**Given records:**
__________

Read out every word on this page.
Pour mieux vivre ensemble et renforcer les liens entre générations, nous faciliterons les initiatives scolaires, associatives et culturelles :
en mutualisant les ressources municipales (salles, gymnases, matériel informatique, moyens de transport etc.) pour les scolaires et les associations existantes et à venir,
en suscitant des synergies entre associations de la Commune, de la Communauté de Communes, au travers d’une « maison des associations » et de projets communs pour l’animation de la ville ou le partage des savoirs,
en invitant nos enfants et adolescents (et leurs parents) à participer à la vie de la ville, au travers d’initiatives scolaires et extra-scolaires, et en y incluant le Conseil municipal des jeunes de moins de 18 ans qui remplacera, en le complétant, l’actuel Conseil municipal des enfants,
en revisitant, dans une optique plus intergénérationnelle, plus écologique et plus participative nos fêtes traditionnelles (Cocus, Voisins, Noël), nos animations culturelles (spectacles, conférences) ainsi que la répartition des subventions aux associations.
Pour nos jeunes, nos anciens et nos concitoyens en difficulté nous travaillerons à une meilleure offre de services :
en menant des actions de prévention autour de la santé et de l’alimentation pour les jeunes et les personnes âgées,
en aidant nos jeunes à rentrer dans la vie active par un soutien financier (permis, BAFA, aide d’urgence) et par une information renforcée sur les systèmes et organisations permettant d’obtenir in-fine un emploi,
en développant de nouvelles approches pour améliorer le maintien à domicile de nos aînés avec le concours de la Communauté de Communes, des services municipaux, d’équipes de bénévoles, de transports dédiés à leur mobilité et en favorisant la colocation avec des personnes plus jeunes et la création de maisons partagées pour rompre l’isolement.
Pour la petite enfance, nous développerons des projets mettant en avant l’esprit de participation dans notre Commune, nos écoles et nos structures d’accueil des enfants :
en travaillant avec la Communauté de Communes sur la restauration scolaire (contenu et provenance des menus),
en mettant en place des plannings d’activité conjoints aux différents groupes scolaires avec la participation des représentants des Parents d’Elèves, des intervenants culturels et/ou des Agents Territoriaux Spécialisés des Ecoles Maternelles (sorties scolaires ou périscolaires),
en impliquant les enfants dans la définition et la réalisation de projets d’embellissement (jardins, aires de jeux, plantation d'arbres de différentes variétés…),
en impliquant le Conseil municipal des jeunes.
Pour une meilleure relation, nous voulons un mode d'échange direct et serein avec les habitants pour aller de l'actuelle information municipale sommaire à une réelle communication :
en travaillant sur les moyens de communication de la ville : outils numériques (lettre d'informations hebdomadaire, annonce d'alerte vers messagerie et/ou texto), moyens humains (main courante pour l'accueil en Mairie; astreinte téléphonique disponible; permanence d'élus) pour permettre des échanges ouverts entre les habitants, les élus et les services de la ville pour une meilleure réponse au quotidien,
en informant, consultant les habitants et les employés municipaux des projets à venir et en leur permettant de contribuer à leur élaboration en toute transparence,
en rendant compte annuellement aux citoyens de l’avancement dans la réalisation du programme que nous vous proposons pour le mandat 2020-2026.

__________

**Task brief:** Identify and extract each line of the listing that contains "meilleure".

**Problem solution:**
Pour nos jeunes, nos anciens et nos concitoyens en difficulté nous travaillerons à une meilleure offre de services :
Pour une meilleure relation, nous voulons un mode d'échange direct et serein avec les habitants pour aller de l'actuelle information municipale sommaire à une réelle communication :
en travaillant sur les moyens de communication de la ville : outils numériques (lettre d'informations hebdomadaire, annonce d'alerte vers messagerie et/ou texto), moyens humains (main courante pour l'accueil en Mairie; astreinte téléphonique disponible; permanence d'élus) pour permettre des échanges ouverts entre les habitants, les élus et les services de la ville pour une meilleure réponse au quotidien,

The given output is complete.